Selected excerpt:
No, that's great. That's great. So you said you were talking to some of the associations.

Garry Schleifer:

What would you like to see come out of it?

David Drake:

We just ran a six week program to introduce the five maturities to folks in our community, and then we had a whole bunch of people outside of our community. We had 85 people in that, which for us is a lot for a program that we did not even market.

David Drake:

And what I have observed is that people just appreciated the place to come, question their own maturity and just be in a space of not having to perform, not having to consume, just be themselves and where am I up to in my life and what do I need to pay attention to? So the receptivity we've gotten to this and it will evolve as I get better and better explaining it and and depicting it.

David Drake:

But people are recognizing that they themselves, as coaches, are having a hard time. It's overwhelming, it's distracting, it's frightening at times looking at the world, and they want a space where they can just breathe and connect to other people. And we've had a number of people probably a quarter to a third of our participants were new to us. They'd never done anything with us before and to a person they said, um, I don't even know these people and yet the conversations we had in our breakout rooms for 40 minutes which is, you know, way longer than they often get, was just extraordinary. How did you do that? What is that that you guys can have this, and I said that's the nature of we've tried to build a maturing environment where people can come just be on the journey they're on. And I was talking to a colleague of mine who happens to be an MCC and we were talking, again going sort of like this curve that masters go through, that when you come down to it, coaching is actually quite simple. Be quiet, pay attention, reflect what you see.

David Drake:

And oftentimes we observe that clients try too hard to do so much so they can use what they've been taught to use. But most of our clients don't need most of that. They just need somebody to see their pain or their joy or their hope or their worry or their aspiration and be with them while they try to figure out what they want to do with that. And so I'm hoping that, out of this, that the coaching bodies will actually, as some of them are actually starting to do with me, begin to imagine how could we rethink what it means to be a masterful coach.

David Drake:

And then, secondly, I would hope for the coaches that are listening into the podcast, that you just allow yourself to be more fully human and not worry so much about having to memorize all the stuff you were taught and use all the tools you were given. The title of our six-week program was called Lighten Your Load, which was we talked, we had this visual.

Garry Schleifer:

I feel lighter just hearing the title

David Drake:

Exactly. And we had people just were and they said but we didn't actually do anything.

David Drake:

I said, well, the point of this is not to do stuff.

Garry Schleifer:

Lighten in your load, not over load

David Drake:

Not download a tome about lightening your load, which just makes it worse and you know, but just the freedoms. Like what if I didn't have to carry all this stuff? And I feel like, yes, it's important to be informed by science and research and kind of know what you're doing. I look at those as givens. You have to know what you're doing, but in the end, so much around change, around progress are mysteries. I have to sitting in the mystery with our client who doesn't know either, otherwise they wouldn't be talking.

David Drake:

And then be with that, which requires the maturity. Like you notice a mature coach because they're comfortable in silence. They're comfortable pausing. They're comfortable just saying a few very direct and loving words. They're at ease with themselves. They can self-regulate. They can help their clients self-regulate, and they're using what they're knowing not to say I'm going to be a good coach, but I'm going to bring out this in the other person. Because one of the things in the report was, if all the research is right, which I do believe it is, that client and client related factors are by far the most significant influence on outcomes, then really our only job is to mature our clients. That's our only job so they can do more of this for themselves. And so in order for us to do that, we have to be able to mature ourselves because we can't walk any farther than they have. And so if we want to walk with them, we've got to be able to do that work for ourself.

Provided data:
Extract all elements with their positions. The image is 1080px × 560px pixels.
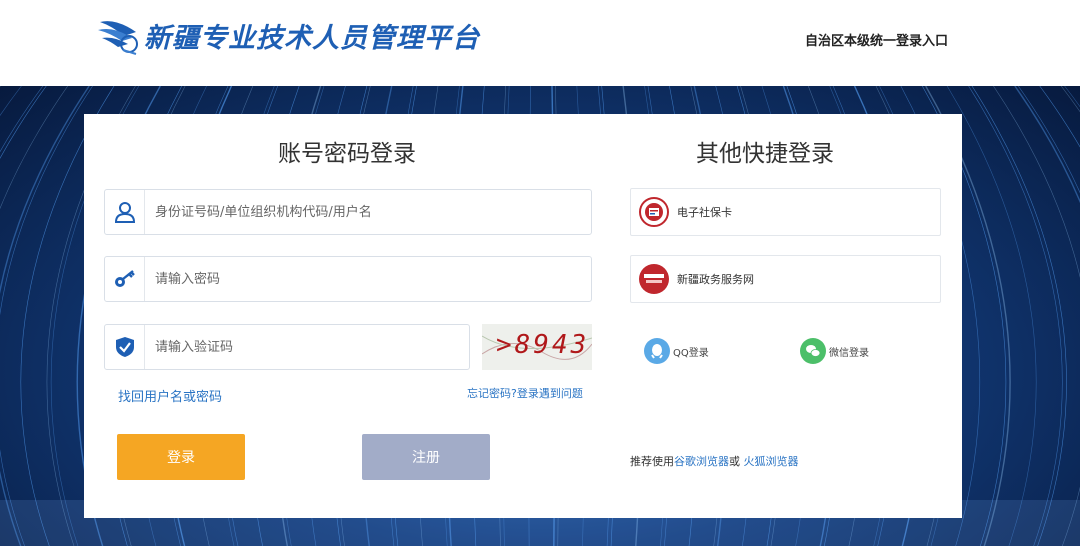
login-entry-label: 自治区本级统一登录入口 bbox=[804, 34, 948, 49]
background-streak bbox=[0, 86, 68, 560]
site-title: 新疆专业技术人员管理平台 bbox=[144, 22, 480, 54]
username-field[interactable] bbox=[104, 189, 592, 235]
social-security-card-icon bbox=[639, 197, 669, 227]
login-card: 账号密码登录 其他快捷登录 身份证号码/单位组织机构代码/用户名 请输入验证码 … bbox=[84, 114, 962, 518]
qq-login-button[interactable]: QQ登录 bbox=[644, 338, 709, 364]
background-streak bbox=[968, 86, 1063, 560]
background-streak bbox=[0, 86, 47, 160]
logo-icon bbox=[98, 21, 138, 55]
qq-login-label: QQ登录 bbox=[673, 347, 709, 359]
password-input[interactable] bbox=[145, 257, 591, 301]
qq-icon bbox=[644, 338, 670, 364]
wechat-login-label: 微信登录 bbox=[829, 347, 869, 359]
key-icon bbox=[105, 257, 145, 301]
background-streak bbox=[1064, 86, 1080, 108]
background-streak bbox=[1018, 86, 1080, 194]
background-streak bbox=[971, 86, 1067, 560]
background-streak bbox=[0, 86, 90, 560]
username-input[interactable] bbox=[145, 190, 591, 234]
browser-recommendation: 推荐使用谷歌浏览器或 火狐浏览器 bbox=[630, 453, 799, 469]
background-streak bbox=[1060, 86, 1080, 113]
password-field[interactable] bbox=[104, 256, 592, 302]
chrome-link[interactable]: 谷歌浏览器 bbox=[674, 455, 729, 468]
recommend-or: 或 bbox=[729, 455, 740, 468]
captcha-image[interactable]: >8943 bbox=[482, 324, 592, 370]
user-icon bbox=[105, 190, 145, 234]
login-button[interactable]: 登录 bbox=[117, 434, 245, 480]
captcha-input[interactable] bbox=[145, 325, 469, 369]
captcha-text: >8943 bbox=[496, 330, 590, 360]
wechat-login-button[interactable]: 微信登录 bbox=[800, 338, 869, 364]
firefox-link[interactable]: 火狐浏览器 bbox=[740, 455, 798, 468]
background-streak bbox=[0, 86, 93, 560]
find-account-link[interactable]: 找回用户名或密码 bbox=[118, 386, 222, 405]
register-button[interactable]: 注册 bbox=[362, 434, 490, 480]
xinjiang-gov-service-icon bbox=[639, 264, 669, 294]
gov-service-login[interactable]: 新疆政务服务网 bbox=[630, 255, 941, 303]
recommend-prefix: 推荐使用 bbox=[630, 455, 674, 468]
account-login-title: 账号密码登录 bbox=[278, 141, 416, 167]
social-security-card-login[interactable]: 电子社保卡 bbox=[630, 188, 941, 236]
gov-service-label: 新疆政务服务网 bbox=[677, 273, 754, 286]
shield-icon bbox=[105, 325, 145, 369]
header: 新疆专业技术人员管理平台 自治区本级统一登录入口 bbox=[0, 0, 1080, 86]
logo[interactable]: 新疆专业技术人员管理平台 bbox=[96, 14, 480, 56]
background-streak bbox=[1039, 86, 1080, 148]
forgot-password-link[interactable]: 忘记密码?登录遇到问题 bbox=[467, 385, 583, 401]
quick-login-title: 其他快捷登录 bbox=[696, 141, 834, 167]
background-streak bbox=[0, 86, 44, 153]
footer-strip bbox=[0, 546, 1080, 560]
captcha-field[interactable] bbox=[104, 324, 470, 370]
social-security-card-label: 电子社保卡 bbox=[677, 206, 732, 219]
wechat-icon bbox=[800, 338, 826, 364]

What you have to do:
Resume the podcast conversation about coaching maturity, picking up right after its final sentence.

Result below:
David Drake:

And so it means processing grief and losses in your life, dealing with your own shadow, dealing with your own trauma, dealing with your own selves that may or not get in the way and or be overlooked in you. And so we've just found that, I don't know how many thousands of coaches I've trained by now, but the people that have done the best are not the smartest or fastest necessarily. They're the ones that were willing to do the work on themselves, because then the rest of it becomes really easy.

Garry Schleifer:

You know I'm going to use your word integrity, but I would also add to that in based on what you just said. Authenticity, because one of the things I know that, and a gentleman wrote a book about this. So I'm gay and being openly gay gives me an authenticity that even some street people don't have because they're not willing to be open about who they are and what that means and what their desires are.

Garry Schleifer:

And he wrote a book called Ray Riglioso "Gay Men And The New Way Forward, and he kind of said, So who wouldn't want an openly gay coach? Because they've done the work on themselves, it's something come out and to know what to say, what to do, when to be out, when to not. Like a lot of work on yourself just in that one realm. So that's why I would add in authenticity to it. And the MCC coaches, especially the ones on my editorial board, well all of them actually have exactly what you're talking about. Sometimes I think our editorial board call is more for me about just being amongst that maturity and I thank you because that's that's a word different than wisdom. Wisdom is up here, and I feel maturity more of a holistic thing.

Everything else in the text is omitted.